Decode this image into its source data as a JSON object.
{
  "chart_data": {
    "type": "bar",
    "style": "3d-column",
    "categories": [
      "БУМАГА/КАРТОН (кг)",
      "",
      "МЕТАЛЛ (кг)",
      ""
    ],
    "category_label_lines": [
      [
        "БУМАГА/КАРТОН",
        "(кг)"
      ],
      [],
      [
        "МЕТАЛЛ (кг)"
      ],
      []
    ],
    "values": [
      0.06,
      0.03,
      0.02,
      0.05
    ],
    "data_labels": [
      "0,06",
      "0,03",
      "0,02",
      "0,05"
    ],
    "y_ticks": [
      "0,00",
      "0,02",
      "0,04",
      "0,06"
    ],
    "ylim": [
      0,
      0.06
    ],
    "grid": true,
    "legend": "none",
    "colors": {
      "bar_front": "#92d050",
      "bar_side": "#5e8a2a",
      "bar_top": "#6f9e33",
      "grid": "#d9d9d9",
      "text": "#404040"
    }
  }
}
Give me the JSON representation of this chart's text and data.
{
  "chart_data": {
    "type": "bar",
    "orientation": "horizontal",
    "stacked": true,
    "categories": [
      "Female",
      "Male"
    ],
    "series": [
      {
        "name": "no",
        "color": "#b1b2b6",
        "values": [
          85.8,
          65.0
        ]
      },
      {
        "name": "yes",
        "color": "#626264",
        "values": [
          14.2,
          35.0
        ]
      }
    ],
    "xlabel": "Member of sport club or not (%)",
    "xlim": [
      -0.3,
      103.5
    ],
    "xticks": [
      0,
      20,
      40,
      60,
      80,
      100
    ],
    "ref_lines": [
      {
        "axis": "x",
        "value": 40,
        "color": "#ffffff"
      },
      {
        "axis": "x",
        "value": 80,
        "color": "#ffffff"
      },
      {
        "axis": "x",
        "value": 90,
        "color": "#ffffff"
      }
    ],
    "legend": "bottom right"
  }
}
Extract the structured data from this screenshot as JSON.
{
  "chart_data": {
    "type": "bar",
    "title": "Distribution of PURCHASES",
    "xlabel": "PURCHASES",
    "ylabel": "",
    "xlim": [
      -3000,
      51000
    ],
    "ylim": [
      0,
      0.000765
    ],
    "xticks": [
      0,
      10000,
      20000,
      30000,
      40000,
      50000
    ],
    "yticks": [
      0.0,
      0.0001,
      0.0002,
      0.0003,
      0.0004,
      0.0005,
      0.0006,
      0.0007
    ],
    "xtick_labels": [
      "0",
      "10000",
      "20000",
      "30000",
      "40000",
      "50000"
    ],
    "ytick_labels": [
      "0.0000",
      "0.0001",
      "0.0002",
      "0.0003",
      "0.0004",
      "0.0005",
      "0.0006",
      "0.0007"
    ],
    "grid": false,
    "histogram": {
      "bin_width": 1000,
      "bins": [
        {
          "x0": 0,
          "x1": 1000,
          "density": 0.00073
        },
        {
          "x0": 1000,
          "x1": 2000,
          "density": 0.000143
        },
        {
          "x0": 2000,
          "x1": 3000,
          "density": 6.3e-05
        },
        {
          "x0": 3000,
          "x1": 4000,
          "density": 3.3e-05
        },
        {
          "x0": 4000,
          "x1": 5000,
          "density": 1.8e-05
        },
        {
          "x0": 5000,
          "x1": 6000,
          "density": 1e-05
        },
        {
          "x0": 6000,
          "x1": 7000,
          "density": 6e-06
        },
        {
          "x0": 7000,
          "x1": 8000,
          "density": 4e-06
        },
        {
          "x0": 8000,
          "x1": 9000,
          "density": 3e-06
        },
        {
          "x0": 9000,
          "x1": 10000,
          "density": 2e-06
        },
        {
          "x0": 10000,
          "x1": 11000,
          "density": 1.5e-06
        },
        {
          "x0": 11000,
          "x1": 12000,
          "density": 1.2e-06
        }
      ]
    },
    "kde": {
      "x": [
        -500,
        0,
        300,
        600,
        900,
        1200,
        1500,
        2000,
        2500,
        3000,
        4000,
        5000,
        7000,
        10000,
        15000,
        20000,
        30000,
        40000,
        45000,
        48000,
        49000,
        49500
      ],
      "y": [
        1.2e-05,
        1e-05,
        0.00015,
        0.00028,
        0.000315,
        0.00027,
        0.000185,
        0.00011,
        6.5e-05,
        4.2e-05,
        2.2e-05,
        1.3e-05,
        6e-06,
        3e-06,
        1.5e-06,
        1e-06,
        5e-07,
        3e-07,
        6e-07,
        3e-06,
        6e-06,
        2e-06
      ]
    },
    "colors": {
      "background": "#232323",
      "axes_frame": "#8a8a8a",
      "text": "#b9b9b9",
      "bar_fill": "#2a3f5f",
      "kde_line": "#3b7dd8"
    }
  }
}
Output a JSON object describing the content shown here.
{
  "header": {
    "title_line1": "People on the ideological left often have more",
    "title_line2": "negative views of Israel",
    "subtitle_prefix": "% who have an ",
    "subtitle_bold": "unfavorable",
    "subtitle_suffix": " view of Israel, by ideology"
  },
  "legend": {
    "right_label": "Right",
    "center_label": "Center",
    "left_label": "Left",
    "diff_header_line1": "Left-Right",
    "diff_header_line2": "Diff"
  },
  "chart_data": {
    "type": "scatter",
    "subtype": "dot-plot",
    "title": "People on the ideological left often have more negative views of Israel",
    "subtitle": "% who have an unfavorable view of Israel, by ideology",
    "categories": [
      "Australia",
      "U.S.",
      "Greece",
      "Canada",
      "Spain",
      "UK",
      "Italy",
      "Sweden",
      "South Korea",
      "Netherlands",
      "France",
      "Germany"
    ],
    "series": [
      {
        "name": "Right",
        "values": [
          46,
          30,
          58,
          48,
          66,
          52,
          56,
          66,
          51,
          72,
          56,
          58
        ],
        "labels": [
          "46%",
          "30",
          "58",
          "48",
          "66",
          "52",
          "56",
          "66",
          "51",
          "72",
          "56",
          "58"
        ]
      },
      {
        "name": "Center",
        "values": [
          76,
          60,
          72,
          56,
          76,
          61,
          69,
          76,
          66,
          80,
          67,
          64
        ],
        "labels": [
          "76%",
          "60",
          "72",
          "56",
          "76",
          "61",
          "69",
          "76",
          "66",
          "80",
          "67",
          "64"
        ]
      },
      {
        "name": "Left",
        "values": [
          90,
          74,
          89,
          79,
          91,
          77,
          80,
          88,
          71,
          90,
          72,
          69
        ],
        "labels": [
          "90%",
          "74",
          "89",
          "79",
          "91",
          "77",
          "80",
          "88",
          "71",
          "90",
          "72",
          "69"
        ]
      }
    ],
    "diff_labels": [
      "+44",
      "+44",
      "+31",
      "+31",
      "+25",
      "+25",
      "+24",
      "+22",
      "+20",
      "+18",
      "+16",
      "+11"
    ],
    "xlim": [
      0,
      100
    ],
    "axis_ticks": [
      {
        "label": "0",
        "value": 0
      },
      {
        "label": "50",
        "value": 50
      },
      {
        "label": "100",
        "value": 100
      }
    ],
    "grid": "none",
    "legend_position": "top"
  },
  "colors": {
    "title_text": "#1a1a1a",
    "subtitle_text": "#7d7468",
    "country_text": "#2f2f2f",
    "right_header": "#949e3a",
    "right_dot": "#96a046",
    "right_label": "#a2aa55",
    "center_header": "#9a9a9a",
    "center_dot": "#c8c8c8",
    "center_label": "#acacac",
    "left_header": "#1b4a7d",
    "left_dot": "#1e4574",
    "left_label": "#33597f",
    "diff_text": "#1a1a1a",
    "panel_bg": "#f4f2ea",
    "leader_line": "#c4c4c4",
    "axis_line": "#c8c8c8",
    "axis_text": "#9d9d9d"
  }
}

Exercise details: Quote every entry exactly.

Solution to this problem:
Decode this image into its source data as a JSON object.
{
  "chart_data": {
    "type": "bar",
    "style": "3d-column",
    "categories": [
      "БУМАГА/КАРТОН (кг)",
      "",
      "МЕТАЛЛ (кг)",
      ""
    ],
    "category_label_lines": [
      [
        "БУМАГА/КАРТОН",
        "(кг)"
      ],
      [],
      [
        "МЕТАЛЛ (кг)"
      ],
      []
    ],
    "values": [
      0.06,
      0.03,
      0.02,
      0.05
    ],
    "data_labels": [
      "0,06",
      "0,03",
      "0,02",
      "0,05"
    ],
    "y_ticks": [
      "0,00",
      "0,02",
      "0,04",
      "0,06"
    ],
    "ylim": [
      0,
      0.06
    ],
    "grid": true,
    "legend": "none",
    "colors": {
      "bar_front": "#92d050",
      "bar_side": "#5e8a2a",
      "bar_top": "#6f9e33",
      "grid": "#d9d9d9",
      "text": "#404040"
    }
  }
}
Give me the JSON representation of this chart's text and data.
{
  "chart_data": {
    "type": "bar",
    "orientation": "horizontal",
    "stacked": true,
    "categories": [
      "Female",
      "Male"
    ],
    "series": [
      {
        "name": "no",
        "color": "#b1b2b6",
        "values": [
          85.8,
          65.0
        ]
      },
      {
        "name": "yes",
        "color": "#626264",
        "values": [
          14.2,
          35.0
        ]
      }
    ],
    "xlabel": "Member of sport club or not (%)",
    "xlim": [
      -0.3,
      103.5
    ],
    "xticks": [
      0,
      20,
      40,
      60,
      80,
      100
    ],
    "ref_lines": [
      {
        "axis": "x",
        "value": 40,
        "color": "#ffffff"
      },
      {
        "axis": "x",
        "value": 80,
        "color": "#ffffff"
      },
      {
        "axis": "x",
        "value": 90,
        "color": "#ffffff"
      }
    ],
    "legend": "bottom right"
  }
}
Extract the structured data from this screenshot as JSON.
{
  "chart_data": {
    "type": "bar",
    "title": "Distribution of PURCHASES",
    "xlabel": "PURCHASES",
    "ylabel": "",
    "xlim": [
      -3000,
      51000
    ],
    "ylim": [
      0,
      0.000765
    ],
    "xticks": [
      0,
      10000,
      20000,
      30000,
      40000,
      50000
    ],
    "yticks": [
      0.0,
      0.0001,
      0.0002,
      0.0003,
      0.0004,
      0.0005,
      0.0006,
      0.0007
    ],
    "xtick_labels": [
      "0",
      "10000",
      "20000",
      "30000",
      "40000",
      "50000"
    ],
    "ytick_labels": [
      "0.0000",
      "0.0001",
      "0.0002",
      "0.0003",
      "0.0004",
      "0.0005",
      "0.0006",
      "0.0007"
    ],
    "grid": false,
    "histogram": {
      "bin_width": 1000,
      "bins": [
        {
          "x0": 0,
          "x1": 1000,
          "density": 0.00073
        },
        {
          "x0": 1000,
          "x1": 2000,
          "density": 0.000143
        },
        {
          "x0": 2000,
          "x1": 3000,
          "density": 6.3e-05
        },
        {
          "x0": 3000,
          "x1": 4000,
          "density": 3.3e-05
        },
        {
          "x0": 4000,
          "x1": 5000,
          "density": 1.8e-05
        },
        {
          "x0": 5000,
          "x1": 6000,
          "density": 1e-05
        },
        {
          "x0": 6000,
          "x1": 7000,
          "density": 6e-06
        },
        {
          "x0": 7000,
          "x1": 8000,
          "density": 4e-06
        },
        {
          "x0": 8000,
          "x1": 9000,
          "density": 3e-06
        },
        {
          "x0": 9000,
          "x1": 10000,
          "density": 2e-06
        },
        {
          "x0": 10000,
          "x1": 11000,
          "density": 1.5e-06
        },
        {
          "x0": 11000,
          "x1": 12000,
          "density": 1.2e-06
        }
      ]
    },
    "kde": {
      "x": [
        -500,
        0,
        300,
        600,
        900,
        1200,
        1500,
        2000,
        2500,
        3000,
        4000,
        5000,
        7000,
        10000,
        15000,
        20000,
        30000,
        40000,
        45000,
        48000,
        49000,
        49500
      ],
      "y": [
        1.2e-05,
        1e-05,
        0.00015,
        0.00028,
        0.000315,
        0.00027,
        0.000185,
        0.00011,
        6.5e-05,
        4.2e-05,
        2.2e-05,
        1.3e-05,
        6e-06,
        3e-06,
        1.5e-06,
        1e-06,
        5e-07,
        3e-07,
        6e-07,
        3e-06,
        6e-06,
        2e-06
      ]
    },
    "colors": {
      "background": "#232323",
      "axes_frame": "#8a8a8a",
      "text": "#b9b9b9",
      "bar_fill": "#2a3f5f",
      "kde_line": "#3b7dd8"
    }
  }
}
Output a JSON object describing the content shown here.
{
  "header": {
    "title_line1": "People on the ideological left often have more",
    "title_line2": "negative views of Israel",
    "subtitle_prefix": "% who have an ",
    "subtitle_bold": "unfavorable",
    "subtitle_suffix": " view of Israel, by ideology"
  },
  "legend": {
    "right_label": "Right",
    "center_label": "Center",
    "left_label": "Left",
    "diff_header_line1": "Left-Right",
    "diff_header_line2": "Diff"
  },
  "chart_data": {
    "type": "scatter",
    "subtype": "dot-plot",
    "title": "People on the ideological left often have more negative views of Israel",
    "subtitle": "% who have an unfavorable view of Israel, by ideology",
    "categories": [
      "Australia",
      "U.S.",
      "Greece",
      "Canada",
      "Spain",
      "UK",
      "Italy",
      "Sweden",
      "South Korea",
      "Netherlands",
      "France",
      "Germany"
    ],
    "series": [
      {
        "name": "Right",
        "values": [
          46,
          30,
          58,
          48,
          66,
          52,
          56,
          66,
          51,
          72,
          56,
          58
        ],
        "labels": [
          "46%",
          "30",
          "58",
          "48",
          "66",
          "52",
          "56",
          "66",
          "51",
          "72",
          "56",
          "58"
        ]
      },
      {
        "name": "Center",
        "values": [
          76,
          60,
          72,
          56,
          76,
          61,
          69,
          76,
          66,
          80,
          67,
          64
        ],
        "labels": [
          "76%",
          "60",
          "72",
          "56",
          "76",
          "61",
          "69",
          "76",
          "66",
          "80",
          "67",
          "64"
        ]
      },
      {
        "name": "Left",
        "values": [
          90,
          74,
          89,
          79,
          91,
          77,
          80,
          88,
          71,
          90,
          72,
          69
        ],
        "labels": [
          "90%",
          "74",
          "89",
          "79",
          "91",
          "77",
          "80",
          "88",
          "71",
          "90",
          "72",
          "69"
        ]
      }
    ],
    "diff_labels": [
      "+44",
      "+44",
      "+31",
      "+31",
      "+25",
      "+25",
      "+24",
      "+22",
      "+20",
      "+18",
      "+16",
      "+11"
    ],
    "xlim": [
      0,
      100
    ],
    "axis_ticks": [
      {
        "label": "0",
        "value": 0
      },
      {
        "label": "50",
        "value": 50
      },
      {
        "label": "100",
        "value": 100
      }
    ],
    "grid": "none",
    "legend_position": "top"
  },
  "colors": {
    "title_text": "#1a1a1a",
    "subtitle_text": "#7d7468",
    "country_text": "#2f2f2f",
    "right_header": "#949e3a",
    "right_dot": "#96a046",
    "right_label": "#a2aa55",
    "center_header": "#9a9a9a",
    "center_dot": "#c8c8c8",
    "center_label": "#acacac",
    "left_header": "#1b4a7d",
    "left_dot": "#1e4574",
    "left_label": "#33597f",
    "diff_text": "#1a1a1a",
    "panel_bg": "#f4f2ea",
    "leader_line": "#c4c4c4",
    "axis_line": "#c8c8c8",
    "axis_text": "#9d9d9d"
  }
}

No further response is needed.